[Saved entries]
========================================================================

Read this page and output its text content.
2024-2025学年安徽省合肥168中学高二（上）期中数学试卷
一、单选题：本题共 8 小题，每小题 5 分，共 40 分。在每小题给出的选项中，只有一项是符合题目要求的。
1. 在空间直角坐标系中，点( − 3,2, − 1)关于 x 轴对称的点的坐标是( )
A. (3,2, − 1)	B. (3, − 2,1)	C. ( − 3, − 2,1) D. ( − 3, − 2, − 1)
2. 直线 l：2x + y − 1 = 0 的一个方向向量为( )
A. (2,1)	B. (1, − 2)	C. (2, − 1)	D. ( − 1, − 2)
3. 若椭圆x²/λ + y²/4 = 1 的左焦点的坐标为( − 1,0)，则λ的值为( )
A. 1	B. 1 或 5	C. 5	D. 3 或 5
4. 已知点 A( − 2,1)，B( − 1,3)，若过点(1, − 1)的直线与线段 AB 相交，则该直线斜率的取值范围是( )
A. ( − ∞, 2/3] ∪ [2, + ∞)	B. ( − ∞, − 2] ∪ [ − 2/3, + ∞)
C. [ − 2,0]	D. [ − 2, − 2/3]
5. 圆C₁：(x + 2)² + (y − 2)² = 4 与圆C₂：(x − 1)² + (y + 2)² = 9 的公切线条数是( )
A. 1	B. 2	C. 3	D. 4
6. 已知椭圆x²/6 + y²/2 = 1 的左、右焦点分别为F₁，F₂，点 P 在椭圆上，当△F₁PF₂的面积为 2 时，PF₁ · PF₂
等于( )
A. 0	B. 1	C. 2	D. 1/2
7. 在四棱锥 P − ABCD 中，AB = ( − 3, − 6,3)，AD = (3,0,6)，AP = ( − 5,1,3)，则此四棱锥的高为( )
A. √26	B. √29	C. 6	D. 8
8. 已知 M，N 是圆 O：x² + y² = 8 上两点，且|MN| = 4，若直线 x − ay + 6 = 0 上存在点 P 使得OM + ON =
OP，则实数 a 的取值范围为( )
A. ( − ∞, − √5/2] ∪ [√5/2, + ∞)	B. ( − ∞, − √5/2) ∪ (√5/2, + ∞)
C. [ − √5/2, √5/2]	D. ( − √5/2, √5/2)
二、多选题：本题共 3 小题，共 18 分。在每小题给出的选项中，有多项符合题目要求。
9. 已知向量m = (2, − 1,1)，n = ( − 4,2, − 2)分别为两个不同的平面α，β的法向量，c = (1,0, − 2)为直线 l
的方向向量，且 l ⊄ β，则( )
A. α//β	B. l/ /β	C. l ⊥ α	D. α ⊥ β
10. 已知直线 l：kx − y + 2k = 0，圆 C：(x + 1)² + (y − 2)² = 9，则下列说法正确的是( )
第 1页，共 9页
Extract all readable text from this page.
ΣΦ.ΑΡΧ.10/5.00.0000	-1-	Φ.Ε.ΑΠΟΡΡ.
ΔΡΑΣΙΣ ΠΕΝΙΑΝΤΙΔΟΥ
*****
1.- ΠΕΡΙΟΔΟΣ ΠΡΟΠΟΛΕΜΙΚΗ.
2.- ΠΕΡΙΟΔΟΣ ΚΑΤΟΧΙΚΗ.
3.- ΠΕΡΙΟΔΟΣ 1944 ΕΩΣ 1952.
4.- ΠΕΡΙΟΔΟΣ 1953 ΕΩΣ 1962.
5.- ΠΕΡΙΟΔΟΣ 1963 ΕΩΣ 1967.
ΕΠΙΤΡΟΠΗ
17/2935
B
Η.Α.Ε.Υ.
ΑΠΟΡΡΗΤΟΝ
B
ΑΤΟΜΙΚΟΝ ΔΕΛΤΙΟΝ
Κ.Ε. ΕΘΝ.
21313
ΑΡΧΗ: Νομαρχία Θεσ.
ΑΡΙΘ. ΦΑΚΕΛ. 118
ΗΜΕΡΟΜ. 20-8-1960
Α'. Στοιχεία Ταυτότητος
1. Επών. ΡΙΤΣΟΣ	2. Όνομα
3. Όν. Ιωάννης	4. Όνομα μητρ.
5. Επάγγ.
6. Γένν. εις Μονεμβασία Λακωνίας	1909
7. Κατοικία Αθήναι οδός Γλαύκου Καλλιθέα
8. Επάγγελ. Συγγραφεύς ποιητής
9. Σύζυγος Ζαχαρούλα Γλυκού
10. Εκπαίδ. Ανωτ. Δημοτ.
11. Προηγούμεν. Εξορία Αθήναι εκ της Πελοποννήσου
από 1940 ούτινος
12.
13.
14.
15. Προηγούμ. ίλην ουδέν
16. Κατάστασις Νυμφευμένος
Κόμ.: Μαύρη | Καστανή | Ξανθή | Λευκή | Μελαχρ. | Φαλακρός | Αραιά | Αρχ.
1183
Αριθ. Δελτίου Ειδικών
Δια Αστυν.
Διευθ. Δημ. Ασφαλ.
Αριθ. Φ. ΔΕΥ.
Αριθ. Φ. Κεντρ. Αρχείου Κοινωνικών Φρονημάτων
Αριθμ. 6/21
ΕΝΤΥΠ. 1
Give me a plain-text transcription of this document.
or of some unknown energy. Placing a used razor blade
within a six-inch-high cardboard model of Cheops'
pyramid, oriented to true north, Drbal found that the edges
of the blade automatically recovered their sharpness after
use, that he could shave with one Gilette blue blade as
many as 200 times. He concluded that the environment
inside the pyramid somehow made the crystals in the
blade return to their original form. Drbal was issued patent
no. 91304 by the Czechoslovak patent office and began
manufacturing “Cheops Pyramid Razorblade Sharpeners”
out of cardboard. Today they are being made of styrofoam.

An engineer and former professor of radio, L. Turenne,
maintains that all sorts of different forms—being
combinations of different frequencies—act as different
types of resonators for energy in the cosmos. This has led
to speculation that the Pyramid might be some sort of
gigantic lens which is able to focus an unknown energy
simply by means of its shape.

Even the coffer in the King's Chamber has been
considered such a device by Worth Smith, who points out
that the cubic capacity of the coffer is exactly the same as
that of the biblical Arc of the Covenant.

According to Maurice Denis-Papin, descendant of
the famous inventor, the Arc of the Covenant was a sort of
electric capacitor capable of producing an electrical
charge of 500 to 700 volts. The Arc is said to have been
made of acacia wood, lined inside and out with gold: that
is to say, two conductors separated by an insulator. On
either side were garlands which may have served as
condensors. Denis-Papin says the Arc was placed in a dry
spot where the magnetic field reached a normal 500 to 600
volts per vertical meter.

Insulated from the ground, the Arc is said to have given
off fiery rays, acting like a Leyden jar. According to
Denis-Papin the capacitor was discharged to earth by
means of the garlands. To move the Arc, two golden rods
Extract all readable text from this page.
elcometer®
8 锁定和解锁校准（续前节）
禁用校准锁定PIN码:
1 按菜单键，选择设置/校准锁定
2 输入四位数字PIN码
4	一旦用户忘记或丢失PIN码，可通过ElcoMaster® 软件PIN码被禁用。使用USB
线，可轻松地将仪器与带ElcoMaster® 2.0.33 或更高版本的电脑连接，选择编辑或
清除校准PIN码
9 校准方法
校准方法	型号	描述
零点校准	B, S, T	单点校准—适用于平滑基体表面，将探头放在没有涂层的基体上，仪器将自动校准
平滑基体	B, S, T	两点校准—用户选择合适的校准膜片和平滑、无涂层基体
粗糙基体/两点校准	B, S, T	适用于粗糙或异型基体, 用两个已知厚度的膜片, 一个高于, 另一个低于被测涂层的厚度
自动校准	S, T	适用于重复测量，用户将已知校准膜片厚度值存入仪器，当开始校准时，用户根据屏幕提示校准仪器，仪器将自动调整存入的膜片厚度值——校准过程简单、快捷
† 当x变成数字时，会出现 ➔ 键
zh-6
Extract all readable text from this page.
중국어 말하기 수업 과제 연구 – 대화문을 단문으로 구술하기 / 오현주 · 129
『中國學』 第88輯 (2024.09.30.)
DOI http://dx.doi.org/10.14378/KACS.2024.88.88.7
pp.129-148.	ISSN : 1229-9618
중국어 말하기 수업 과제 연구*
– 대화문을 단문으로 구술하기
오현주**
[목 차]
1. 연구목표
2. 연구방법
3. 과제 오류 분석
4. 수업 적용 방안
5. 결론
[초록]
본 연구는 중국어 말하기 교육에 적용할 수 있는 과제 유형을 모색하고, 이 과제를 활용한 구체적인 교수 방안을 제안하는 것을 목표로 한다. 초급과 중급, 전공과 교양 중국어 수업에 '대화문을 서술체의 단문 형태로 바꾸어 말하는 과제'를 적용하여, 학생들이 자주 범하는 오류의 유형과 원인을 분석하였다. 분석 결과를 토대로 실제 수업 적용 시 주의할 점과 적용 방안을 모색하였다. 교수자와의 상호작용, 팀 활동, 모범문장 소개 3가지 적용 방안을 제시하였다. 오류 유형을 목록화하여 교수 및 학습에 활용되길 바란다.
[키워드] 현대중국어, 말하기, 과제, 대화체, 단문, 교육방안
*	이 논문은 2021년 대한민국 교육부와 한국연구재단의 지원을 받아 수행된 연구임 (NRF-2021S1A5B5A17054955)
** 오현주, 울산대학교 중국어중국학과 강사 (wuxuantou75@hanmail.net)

========================================================================

▶ [DIRECTIONS FOR THIS TASK]:
Identify the lines that contain the string "volts", and copy every one of them.

▶ [EXERCISE RESPONSE]:
charge of 500 to 700 volts. The Arc is said to have been
volts per vertical meter.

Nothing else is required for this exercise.